*Talimatlar ve Koşullar*:
Selena Demirli söyleşisine göre Demirli hangi ödülü almıştır? Lütfen ödülü tam adıyla yazın.

*Seçilmiş Alıntı*:

______

More
    Ana SayfaRÖPORTAJBaşarılı Oyuncu Selena Demirli İle Kendi Hayatı Ve Kariyeri İle İlgili Keyifli Bir...

    Başarılı Oyuncu Selena Demirli İle Kendi Hayatı Ve Kariyeri İle İlgili Keyifli Bir Sohbete davetlisiniz

    Uzun süre merak ettiğiniz bir tiyatro oyununa gidiyorsunuz ve orada oyunculuğu ile dikkatinizi çekiyor. Kimden mi bahsediyorum? “Yeni Tiyatro Dergisi Uluslararası Emek ve Başarı Ödülleri – Yılın Umut Veren Kadın Oyuncusu” ödülünü alan başarılı Oyuncu Selena Demirli’den. Son dönemin geleceği parlak oyuncularından biri kendisi. Kendisiyle barışık, mutlu ve keyifli bir kişiliğe sahip. Başarılı oyuncu Selena Demirli ile kendi hayatı ve kariyeri ile ilgili keyifli bir sohbete davetlisiniz. Hazırsanız başlıyoruz.

    Sanatsal Faaliyetler Takipçilerine Kısaca Kendinizden Bahseder Misiniz ? Sanat Hayatınız Nasıl Başladı ?

______

*Sağlanan Bilgiler*:
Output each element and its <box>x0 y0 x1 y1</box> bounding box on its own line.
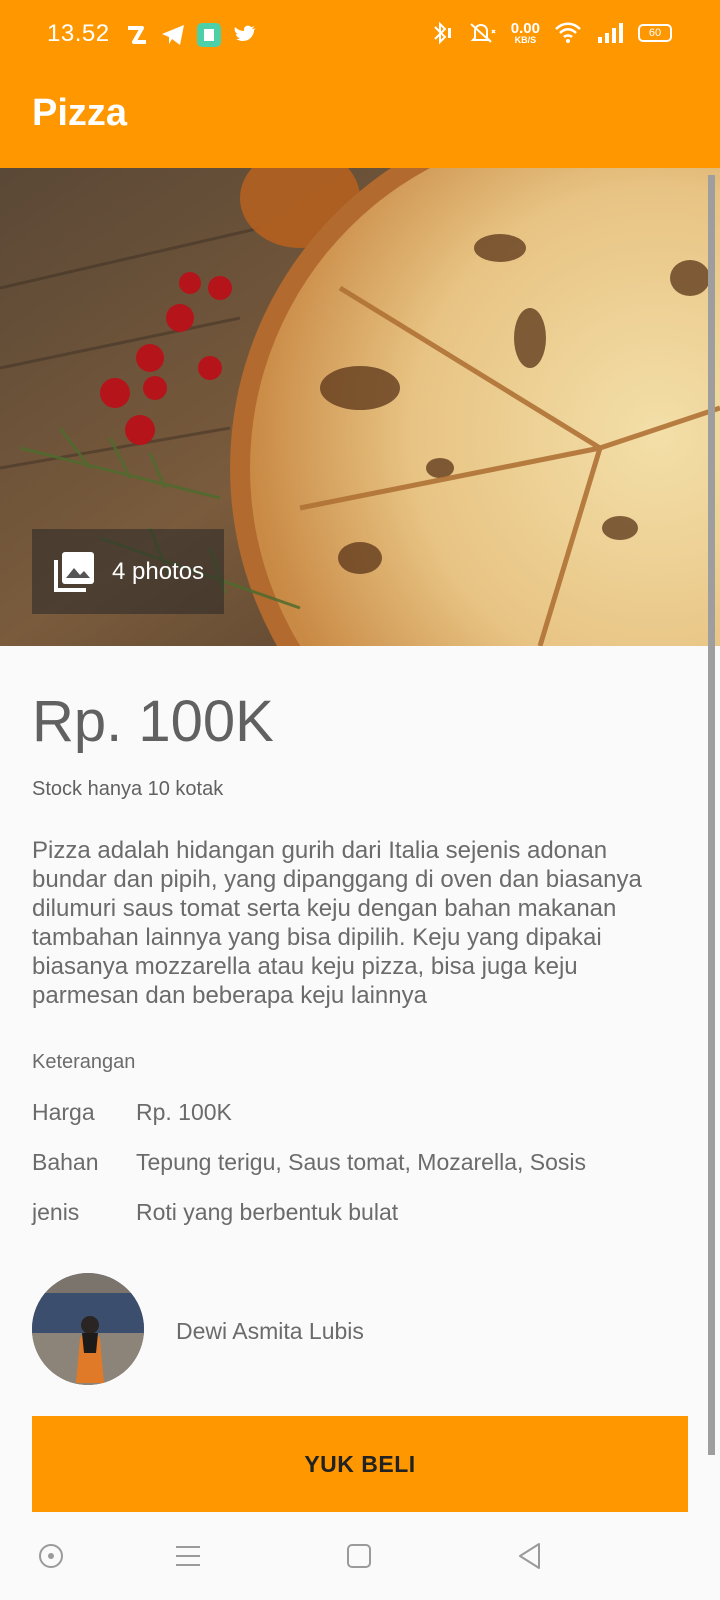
seller-name: Dewi Asmita Lubis <box>176 1318 364 1344</box>
stock-info: Stock hanya 10 kotak <box>32 778 224 800</box>
net-speed: 0.00 KB/S <box>511 21 540 45</box>
telegram-icon <box>162 25 184 45</box>
battery-icon: 60 <box>638 24 672 42</box>
detail-row-bahan: Bahan Tepung terigu, Saus tomat, Mozarel… <box>32 1149 586 1176</box>
app-bar: 13.52 0.00 KB/S 60 Pizza <box>0 0 720 168</box>
detail-key: Bahan <box>32 1149 99 1175</box>
signal-icon <box>598 23 623 43</box>
photos-button[interactable]: 4 photos <box>32 529 224 614</box>
photos-count-label: 4 photos <box>112 557 205 585</box>
page-title: Pizza <box>32 92 128 134</box>
detail-value: Roti yang berbentuk bulat <box>136 1199 399 1225</box>
net-speed-unit: KB/S <box>514 35 537 45</box>
product-price: Rp. 100K <box>32 689 274 754</box>
detail-value: Rp. 100K <box>136 1099 232 1125</box>
status-bar: 13.52 0.00 KB/S 60 <box>0 0 720 72</box>
detail-row-harga: Harga Rp. 100K <box>32 1099 232 1126</box>
wifi-icon <box>555 22 581 43</box>
twitter-icon <box>234 25 256 41</box>
avatar-photo <box>32 1273 144 1385</box>
scrollbar[interactable] <box>708 175 715 1455</box>
sync-icon <box>128 26 146 44</box>
system-nav-bar <box>0 1512 720 1600</box>
battery-level: 60 <box>648 27 662 39</box>
square-icon[interactable] <box>343 1540 375 1572</box>
net-speed-value: 0.00 <box>510 20 540 37</box>
detail-key: Harga <box>32 1099 95 1125</box>
buy-button[interactable]: YUK BELI <box>32 1416 688 1512</box>
menu-icon[interactable] <box>172 1540 204 1572</box>
detail-value: Tepung terigu, Saus tomat, Mozarella, So… <box>136 1149 587 1175</box>
product-description: Pizza adalah hidangan gurih dari Italia … <box>32 837 642 1009</box>
photo-library-icon <box>54 551 94 592</box>
bluetooth-icon <box>434 21 451 45</box>
app-icon <box>197 23 221 47</box>
detail-key: jenis <box>32 1199 80 1225</box>
mute-icon <box>470 23 496 43</box>
detail-row-jenis: jenis Roti yang berbentuk bulat <box>32 1199 398 1226</box>
details-heading: Keterangan <box>32 1051 136 1073</box>
home-circle-icon[interactable] <box>35 1540 67 1572</box>
seller-avatar[interactable] <box>32 1273 144 1385</box>
status-time: 13.52 <box>47 20 110 47</box>
back-triangle-icon[interactable] <box>514 1540 546 1572</box>
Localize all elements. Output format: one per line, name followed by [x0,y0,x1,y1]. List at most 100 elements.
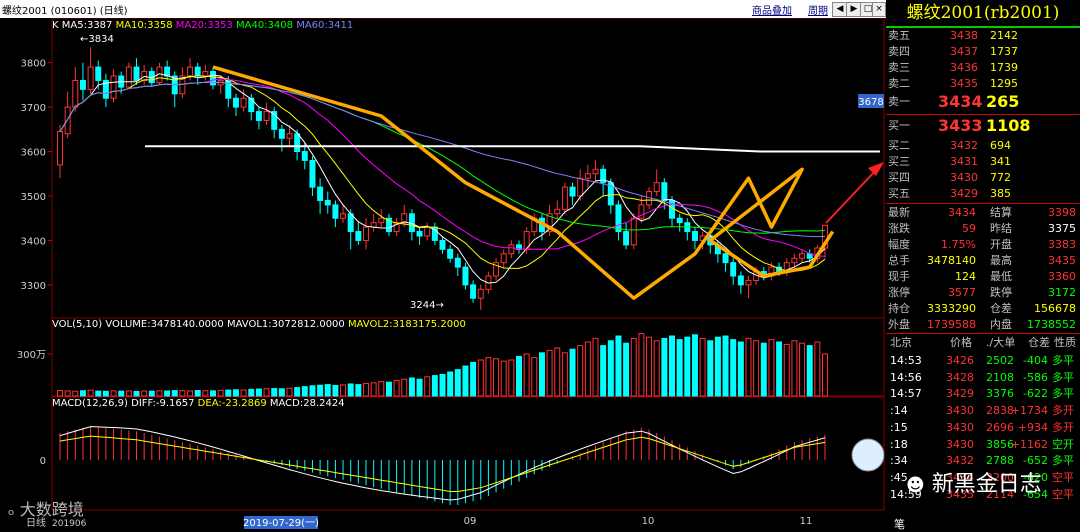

______

*Görev Sonucu*:
“Yeni Tiyatro Dergisi Uluslararası Emek ve Başarı Ödülleri – Yılın Umut Veren Kadın Oyuncusu” ödülünü almıştır.